[Recorded data]
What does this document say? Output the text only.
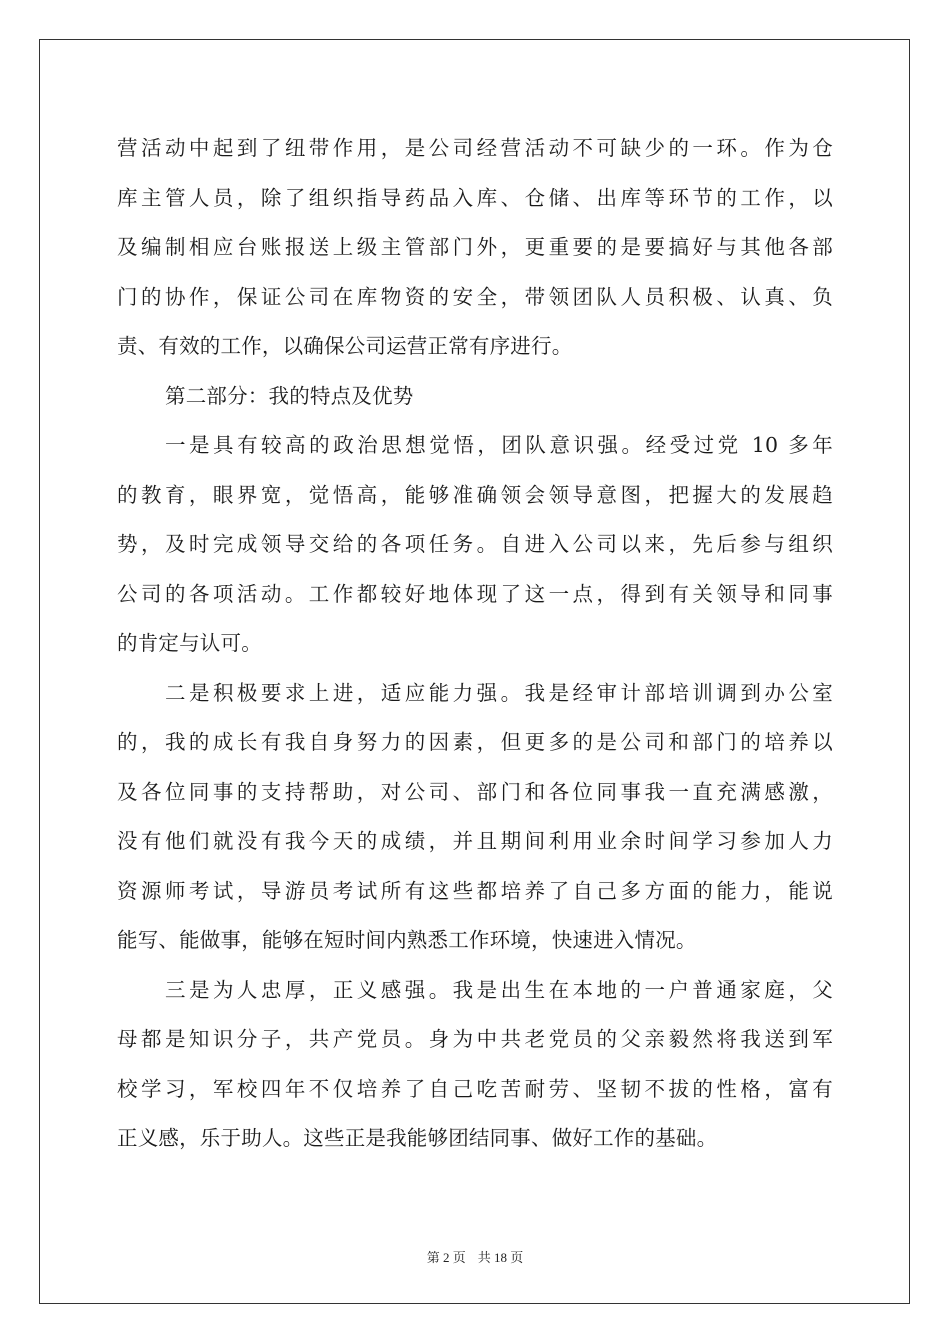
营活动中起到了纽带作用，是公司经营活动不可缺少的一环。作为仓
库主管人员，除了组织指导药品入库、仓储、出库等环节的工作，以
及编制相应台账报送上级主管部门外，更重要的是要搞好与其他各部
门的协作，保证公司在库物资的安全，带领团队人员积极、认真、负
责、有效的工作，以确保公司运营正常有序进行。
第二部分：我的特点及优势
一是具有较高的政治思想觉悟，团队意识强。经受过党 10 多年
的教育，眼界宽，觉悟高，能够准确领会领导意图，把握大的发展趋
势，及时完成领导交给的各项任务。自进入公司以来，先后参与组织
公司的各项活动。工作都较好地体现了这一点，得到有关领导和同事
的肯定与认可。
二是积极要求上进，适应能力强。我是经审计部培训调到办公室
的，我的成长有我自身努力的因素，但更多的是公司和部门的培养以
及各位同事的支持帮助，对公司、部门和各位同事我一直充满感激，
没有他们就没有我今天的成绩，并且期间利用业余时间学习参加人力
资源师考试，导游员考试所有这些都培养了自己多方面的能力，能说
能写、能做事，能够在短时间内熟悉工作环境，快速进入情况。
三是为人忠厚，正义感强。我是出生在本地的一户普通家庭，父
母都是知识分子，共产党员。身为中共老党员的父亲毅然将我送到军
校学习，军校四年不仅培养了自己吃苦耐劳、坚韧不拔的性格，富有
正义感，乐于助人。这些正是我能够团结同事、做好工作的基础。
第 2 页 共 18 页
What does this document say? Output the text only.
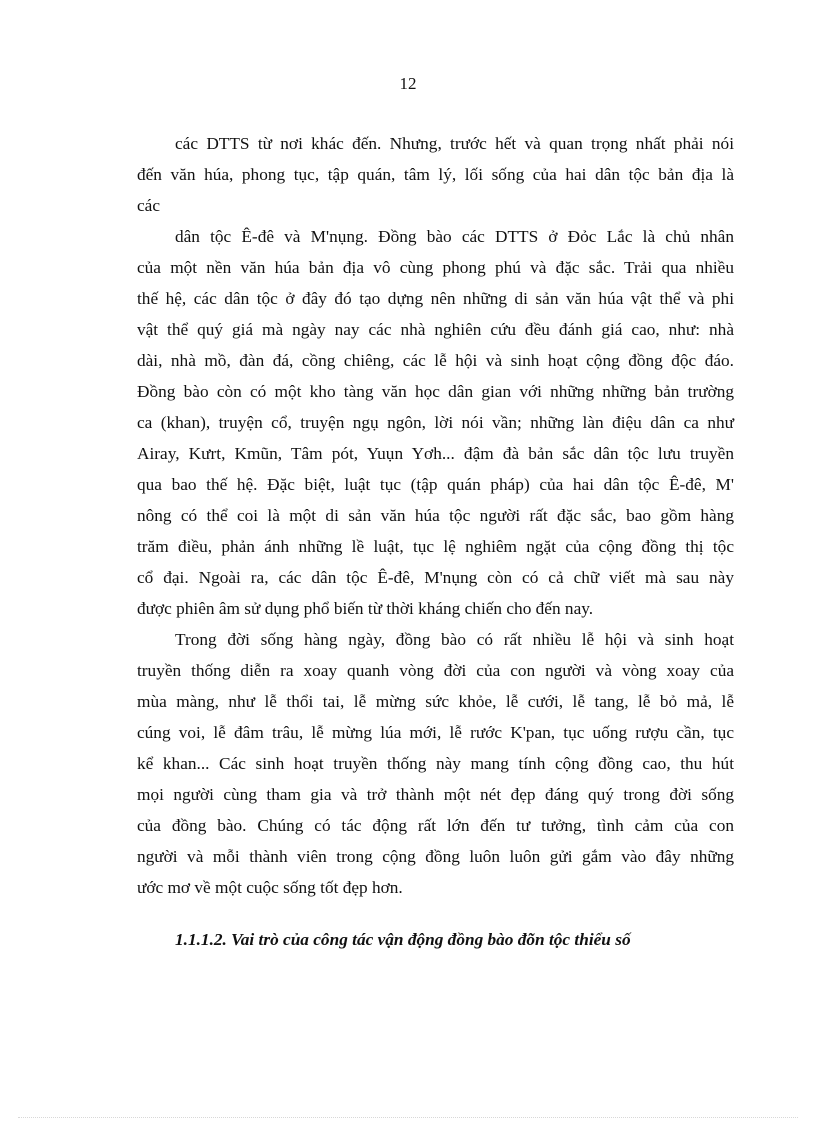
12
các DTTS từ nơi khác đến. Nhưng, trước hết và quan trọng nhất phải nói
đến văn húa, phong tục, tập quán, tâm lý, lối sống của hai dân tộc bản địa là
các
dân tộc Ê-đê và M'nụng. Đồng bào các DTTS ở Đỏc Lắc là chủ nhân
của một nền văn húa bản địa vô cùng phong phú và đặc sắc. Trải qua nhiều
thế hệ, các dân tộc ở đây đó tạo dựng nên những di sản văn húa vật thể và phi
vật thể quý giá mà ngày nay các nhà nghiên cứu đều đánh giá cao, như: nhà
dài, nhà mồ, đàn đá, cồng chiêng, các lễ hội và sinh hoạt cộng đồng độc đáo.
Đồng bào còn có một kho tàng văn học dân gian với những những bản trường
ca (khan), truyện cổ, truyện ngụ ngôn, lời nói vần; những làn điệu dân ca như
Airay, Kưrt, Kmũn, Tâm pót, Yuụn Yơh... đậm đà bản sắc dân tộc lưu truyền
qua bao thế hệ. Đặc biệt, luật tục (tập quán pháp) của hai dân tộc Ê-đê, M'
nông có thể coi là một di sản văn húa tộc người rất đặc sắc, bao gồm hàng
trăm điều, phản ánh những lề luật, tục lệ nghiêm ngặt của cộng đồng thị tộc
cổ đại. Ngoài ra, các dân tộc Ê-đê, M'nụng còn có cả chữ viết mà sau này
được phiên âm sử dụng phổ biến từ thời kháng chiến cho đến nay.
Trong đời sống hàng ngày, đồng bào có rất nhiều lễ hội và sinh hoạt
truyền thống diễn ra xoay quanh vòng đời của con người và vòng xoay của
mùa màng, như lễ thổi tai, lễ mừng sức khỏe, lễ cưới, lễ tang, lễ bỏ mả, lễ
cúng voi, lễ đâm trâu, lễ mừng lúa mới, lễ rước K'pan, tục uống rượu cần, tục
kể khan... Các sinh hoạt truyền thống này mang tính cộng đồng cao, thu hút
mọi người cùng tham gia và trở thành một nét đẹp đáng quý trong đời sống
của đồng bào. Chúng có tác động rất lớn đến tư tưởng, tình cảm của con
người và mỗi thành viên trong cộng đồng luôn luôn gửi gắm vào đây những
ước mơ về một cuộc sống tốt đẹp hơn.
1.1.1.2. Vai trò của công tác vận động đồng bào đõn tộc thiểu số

Task directions :: Work out how many lines of the data above contain the string "sinh" and give the number alone.

Response :: 3